▶ [Requirement]
Retype each entry below exactly as it stands.

▶ [Data for this task]

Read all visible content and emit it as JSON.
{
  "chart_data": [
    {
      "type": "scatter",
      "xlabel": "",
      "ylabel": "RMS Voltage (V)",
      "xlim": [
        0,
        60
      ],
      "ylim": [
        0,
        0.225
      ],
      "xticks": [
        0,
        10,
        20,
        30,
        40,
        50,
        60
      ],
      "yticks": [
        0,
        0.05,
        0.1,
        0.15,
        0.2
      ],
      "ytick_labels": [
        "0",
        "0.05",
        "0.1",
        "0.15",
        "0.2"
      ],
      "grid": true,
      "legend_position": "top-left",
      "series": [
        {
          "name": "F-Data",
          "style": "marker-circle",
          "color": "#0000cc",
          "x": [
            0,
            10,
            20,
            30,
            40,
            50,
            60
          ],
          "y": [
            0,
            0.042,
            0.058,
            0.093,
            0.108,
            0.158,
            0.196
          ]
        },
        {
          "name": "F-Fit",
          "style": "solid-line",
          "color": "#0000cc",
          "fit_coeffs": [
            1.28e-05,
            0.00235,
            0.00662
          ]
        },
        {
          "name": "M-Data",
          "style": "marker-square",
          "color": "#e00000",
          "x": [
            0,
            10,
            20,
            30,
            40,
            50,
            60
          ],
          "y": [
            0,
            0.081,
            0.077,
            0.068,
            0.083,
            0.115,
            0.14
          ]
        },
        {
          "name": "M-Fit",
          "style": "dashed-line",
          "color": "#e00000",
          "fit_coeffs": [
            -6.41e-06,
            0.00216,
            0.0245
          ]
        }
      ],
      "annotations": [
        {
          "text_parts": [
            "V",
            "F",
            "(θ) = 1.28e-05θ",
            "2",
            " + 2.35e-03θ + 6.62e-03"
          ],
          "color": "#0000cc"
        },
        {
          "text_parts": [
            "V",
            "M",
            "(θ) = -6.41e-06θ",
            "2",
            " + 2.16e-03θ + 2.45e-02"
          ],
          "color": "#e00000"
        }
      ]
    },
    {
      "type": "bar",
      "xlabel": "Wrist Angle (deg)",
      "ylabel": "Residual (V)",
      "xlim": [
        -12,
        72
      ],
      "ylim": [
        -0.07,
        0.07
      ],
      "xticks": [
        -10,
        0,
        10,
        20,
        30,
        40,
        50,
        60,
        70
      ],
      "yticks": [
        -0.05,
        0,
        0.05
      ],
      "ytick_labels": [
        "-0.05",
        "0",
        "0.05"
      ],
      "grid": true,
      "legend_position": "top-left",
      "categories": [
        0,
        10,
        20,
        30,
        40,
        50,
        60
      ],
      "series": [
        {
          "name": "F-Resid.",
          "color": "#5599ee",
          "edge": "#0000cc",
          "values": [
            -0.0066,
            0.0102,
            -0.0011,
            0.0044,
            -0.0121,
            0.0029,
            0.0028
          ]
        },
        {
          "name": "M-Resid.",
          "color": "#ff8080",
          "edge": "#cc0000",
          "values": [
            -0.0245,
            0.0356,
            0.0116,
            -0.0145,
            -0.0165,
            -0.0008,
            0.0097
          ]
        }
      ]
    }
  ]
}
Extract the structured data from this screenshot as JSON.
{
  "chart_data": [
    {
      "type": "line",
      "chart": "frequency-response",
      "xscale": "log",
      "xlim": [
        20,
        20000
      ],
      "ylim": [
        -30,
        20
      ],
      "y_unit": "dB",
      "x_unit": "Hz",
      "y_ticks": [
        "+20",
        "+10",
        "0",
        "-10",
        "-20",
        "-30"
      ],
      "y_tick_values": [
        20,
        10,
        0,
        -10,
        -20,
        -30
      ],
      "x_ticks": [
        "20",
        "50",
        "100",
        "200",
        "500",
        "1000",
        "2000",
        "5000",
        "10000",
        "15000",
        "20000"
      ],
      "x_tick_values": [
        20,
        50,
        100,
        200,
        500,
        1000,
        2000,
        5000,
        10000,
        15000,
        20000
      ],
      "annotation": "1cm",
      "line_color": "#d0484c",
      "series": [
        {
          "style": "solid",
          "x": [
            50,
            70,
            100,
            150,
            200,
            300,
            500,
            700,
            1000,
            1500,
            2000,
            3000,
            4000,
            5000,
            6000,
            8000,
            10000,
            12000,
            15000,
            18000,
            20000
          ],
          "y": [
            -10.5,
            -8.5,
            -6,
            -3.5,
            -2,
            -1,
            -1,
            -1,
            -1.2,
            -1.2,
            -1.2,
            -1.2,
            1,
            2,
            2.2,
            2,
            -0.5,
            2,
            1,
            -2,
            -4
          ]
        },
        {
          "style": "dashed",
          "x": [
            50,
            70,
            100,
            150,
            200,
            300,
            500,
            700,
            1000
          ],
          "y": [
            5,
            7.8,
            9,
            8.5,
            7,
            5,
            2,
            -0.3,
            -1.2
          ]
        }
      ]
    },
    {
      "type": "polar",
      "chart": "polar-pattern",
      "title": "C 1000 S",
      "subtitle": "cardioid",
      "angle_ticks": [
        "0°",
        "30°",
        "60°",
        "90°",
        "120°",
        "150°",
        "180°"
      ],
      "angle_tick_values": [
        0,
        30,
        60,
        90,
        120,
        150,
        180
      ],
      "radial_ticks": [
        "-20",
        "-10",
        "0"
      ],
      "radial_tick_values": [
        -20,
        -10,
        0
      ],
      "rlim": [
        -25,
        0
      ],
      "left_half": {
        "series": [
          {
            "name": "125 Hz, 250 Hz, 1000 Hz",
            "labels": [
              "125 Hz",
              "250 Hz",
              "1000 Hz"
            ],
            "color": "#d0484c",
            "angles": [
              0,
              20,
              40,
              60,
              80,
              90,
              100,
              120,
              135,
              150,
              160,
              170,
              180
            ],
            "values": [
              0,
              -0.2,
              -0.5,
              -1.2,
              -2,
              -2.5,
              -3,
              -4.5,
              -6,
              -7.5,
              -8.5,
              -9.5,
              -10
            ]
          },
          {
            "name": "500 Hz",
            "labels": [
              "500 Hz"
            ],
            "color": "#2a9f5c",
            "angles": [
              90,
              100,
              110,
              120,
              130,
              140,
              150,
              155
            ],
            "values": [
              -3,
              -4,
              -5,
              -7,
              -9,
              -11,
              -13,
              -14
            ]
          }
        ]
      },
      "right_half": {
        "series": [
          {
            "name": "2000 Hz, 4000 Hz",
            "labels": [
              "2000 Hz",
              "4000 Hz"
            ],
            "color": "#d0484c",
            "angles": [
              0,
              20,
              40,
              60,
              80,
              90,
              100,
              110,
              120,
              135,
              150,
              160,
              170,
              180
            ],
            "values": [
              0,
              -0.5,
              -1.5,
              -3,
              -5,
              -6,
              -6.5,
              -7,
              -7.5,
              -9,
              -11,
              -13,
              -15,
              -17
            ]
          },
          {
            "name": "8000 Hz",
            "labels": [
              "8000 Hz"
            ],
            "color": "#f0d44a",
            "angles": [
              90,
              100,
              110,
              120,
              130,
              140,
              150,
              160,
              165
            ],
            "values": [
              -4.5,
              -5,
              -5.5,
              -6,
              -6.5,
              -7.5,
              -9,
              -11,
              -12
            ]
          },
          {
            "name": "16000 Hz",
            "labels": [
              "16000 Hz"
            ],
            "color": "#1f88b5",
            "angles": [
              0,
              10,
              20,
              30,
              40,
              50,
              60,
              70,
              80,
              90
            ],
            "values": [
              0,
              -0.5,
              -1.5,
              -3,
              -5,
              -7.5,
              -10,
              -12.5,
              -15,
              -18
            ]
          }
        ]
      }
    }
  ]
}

▶ [Result]
Read all visible content and emit it as JSON.
{
  "chart_data": [
    {
      "type": "scatter",
      "xlabel": "",
      "ylabel": "RMS Voltage (V)",
      "xlim": [
        0,
        60
      ],
      "ylim": [
        0,
        0.225
      ],
      "xticks": [
        0,
        10,
        20,
        30,
        40,
        50,
        60
      ],
      "yticks": [
        0,
        0.05,
        0.1,
        0.15,
        0.2
      ],
      "ytick_labels": [
        "0",
        "0.05",
        "0.1",
        "0.15",
        "0.2"
      ],
      "grid": true,
      "legend_position": "top-left",
      "series": [
        {
          "name": "F-Data",
          "style": "marker-circle",
          "color": "#0000cc",
          "x": [
            0,
            10,
            20,
            30,
            40,
            50,
            60
          ],
          "y": [
            0,
            0.042,
            0.058,
            0.093,
            0.108,
            0.158,
            0.196
          ]
        },
        {
          "name": "F-Fit",
          "style": "solid-line",
          "color": "#0000cc",
          "fit_coeffs": [
            1.28e-05,
            0.00235,
            0.00662
          ]
        },
        {
          "name": "M-Data",
          "style": "marker-square",
          "color": "#e00000",
          "x": [
            0,
            10,
            20,
            30,
            40,
            50,
            60
          ],
          "y": [
            0,
            0.081,
            0.077,
            0.068,
            0.083,
            0.115,
            0.14
          ]
        },
        {
          "name": "M-Fit",
          "style": "dashed-line",
          "color": "#e00000",
          "fit_coeffs": [
            -6.41e-06,
            0.00216,
            0.0245
          ]
        }
      ],
      "annotations": [
        {
          "text_parts": [
            "V",
            "F",
            "(θ) = 1.28e-05θ",
            "2",
            " + 2.35e-03θ + 6.62e-03"
          ],
          "color": "#0000cc"
        },
        {
          "text_parts": [
            "V",
            "M",
            "(θ) = -6.41e-06θ",
            "2",
            " + 2.16e-03θ + 2.45e-02"
          ],
          "color": "#e00000"
        }
      ]
    },
    {
      "type": "bar",
      "xlabel": "Wrist Angle (deg)",
      "ylabel": "Residual (V)",
      "xlim": [
        -12,
        72
      ],
      "ylim": [
        -0.07,
        0.07
      ],
      "xticks": [
        -10,
        0,
        10,
        20,
        30,
        40,
        50,
        60,
        70
      ],
      "yticks": [
        -0.05,
        0,
        0.05
      ],
      "ytick_labels": [
        "-0.05",
        "0",
        "0.05"
      ],
      "grid": true,
      "legend_position": "top-left",
      "categories": [
        0,
        10,
        20,
        30,
        40,
        50,
        60
      ],
      "series": [
        {
          "name": "F-Resid.",
          "color": "#5599ee",
          "edge": "#0000cc",
          "values": [
            -0.0066,
            0.0102,
            -0.0011,
            0.0044,
            -0.0121,
            0.0029,
            0.0028
          ]
        },
        {
          "name": "M-Resid.",
          "color": "#ff8080",
          "edge": "#cc0000",
          "values": [
            -0.0245,
            0.0356,
            0.0116,
            -0.0145,
            -0.0165,
            -0.0008,
            0.0097
          ]
        }
      ]
    }
  ]
}
Extract the structured data from this screenshot as JSON.
{
  "chart_data": [
    {
      "type": "line",
      "chart": "frequency-response",
      "xscale": "log",
      "xlim": [
        20,
        20000
      ],
      "ylim": [
        -30,
        20
      ],
      "y_unit": "dB",
      "x_unit": "Hz",
      "y_ticks": [
        "+20",
        "+10",
        "0",
        "-10",
        "-20",
        "-30"
      ],
      "y_tick_values": [
        20,
        10,
        0,
        -10,
        -20,
        -30
      ],
      "x_ticks": [
        "20",
        "50",
        "100",
        "200",
        "500",
        "1000",
        "2000",
        "5000",
        "10000",
        "15000",
        "20000"
      ],
      "x_tick_values": [
        20,
        50,
        100,
        200,
        500,
        1000,
        2000,
        5000,
        10000,
        15000,
        20000
      ],
      "annotation": "1cm",
      "line_color": "#d0484c",
      "series": [
        {
          "style": "solid",
          "x": [
            50,
            70,
            100,
            150,
            200,
            300,
            500,
            700,
            1000,
            1500,
            2000,
            3000,
            4000,
            5000,
            6000,
            8000,
            10000,
            12000,
            15000,
            18000,
            20000
          ],
          "y": [
            -10.5,
            -8.5,
            -6,
            -3.5,
            -2,
            -1,
            -1,
            -1,
            -1.2,
            -1.2,
            -1.2,
            -1.2,
            1,
            2,
            2.2,
            2,
            -0.5,
            2,
            1,
            -2,
            -4
          ]
        },
        {
          "style": "dashed",
          "x": [
            50,
            70,
            100,
            150,
            200,
            300,
            500,
            700,
            1000
          ],
          "y": [
            5,
            7.8,
            9,
            8.5,
            7,
            5,
            2,
            -0.3,
            -1.2
          ]
        }
      ]
    },
    {
      "type": "polar",
      "chart": "polar-pattern",
      "title": "C 1000 S",
      "subtitle": "cardioid",
      "angle_ticks": [
        "0°",
        "30°",
        "60°",
        "90°",
        "120°",
        "150°",
        "180°"
      ],
      "angle_tick_values": [
        0,
        30,
        60,
        90,
        120,
        150,
        180
      ],
      "radial_ticks": [
        "-20",
        "-10",
        "0"
      ],
      "radial_tick_values": [
        -20,
        -10,
        0
      ],
      "rlim": [
        -25,
        0
      ],
      "left_half": {
        "series": [
          {
            "name": "125 Hz, 250 Hz, 1000 Hz",
            "labels": [
              "125 Hz",
              "250 Hz",
              "1000 Hz"
            ],
            "color": "#d0484c",
            "angles": [
              0,
              20,
              40,
              60,
              80,
              90,
              100,
              120,
              135,
              150,
              160,
              170,
              180
            ],
            "values": [
              0,
              -0.2,
              -0.5,
              -1.2,
              -2,
              -2.5,
              -3,
              -4.5,
              -6,
              -7.5,
              -8.5,
              -9.5,
              -10
            ]
          },
          {
            "name": "500 Hz",
            "labels": [
              "500 Hz"
            ],
            "color": "#2a9f5c",
            "angles": [
              90,
              100,
              110,
              120,
              130,
              140,
              150,
              155
            ],
            "values": [
              -3,
              -4,
              -5,
              -7,
              -9,
              -11,
              -13,
              -14
            ]
          }
        ]
      },
      "right_half": {
        "series": [
          {
            "name": "2000 Hz, 4000 Hz",
            "labels": [
              "2000 Hz",
              "4000 Hz"
            ],
            "color": "#d0484c",
            "angles": [
              0,
              20,
              40,
              60,
              80,
              90,
              100,
              110,
              120,
              135,
              150,
              160,
              170,
              180
            ],
            "values": [
              0,
              -0.5,
              -1.5,
              -3,
              -5,
              -6,
              -6.5,
              -7,
              -7.5,
              -9,
              -11,
              -13,
              -15,
              -17
            ]
          },
          {
            "name": "8000 Hz",
            "labels": [
              "8000 Hz"
            ],
            "color": "#f0d44a",
            "angles": [
              90,
              100,
              110,
              120,
              130,
              140,
              150,
              160,
              165
            ],
            "values": [
              -4.5,
              -5,
              -5.5,
              -6,
              -6.5,
              -7.5,
              -9,
              -11,
              -12
            ]
          },
          {
            "name": "16000 Hz",
            "labels": [
              "16000 Hz"
            ],
            "color": "#1f88b5",
            "angles": [
              0,
              10,
              20,
              30,
              40,
              50,
              60,
              70,
              80,
              90
            ],
            "values": [
              0,
              -0.5,
              -1.5,
              -3,
              -5,
              -7.5,
              -10,
              -12.5,
              -15,
              -18
            ]
          }
        ]
      }
    }
  ]
}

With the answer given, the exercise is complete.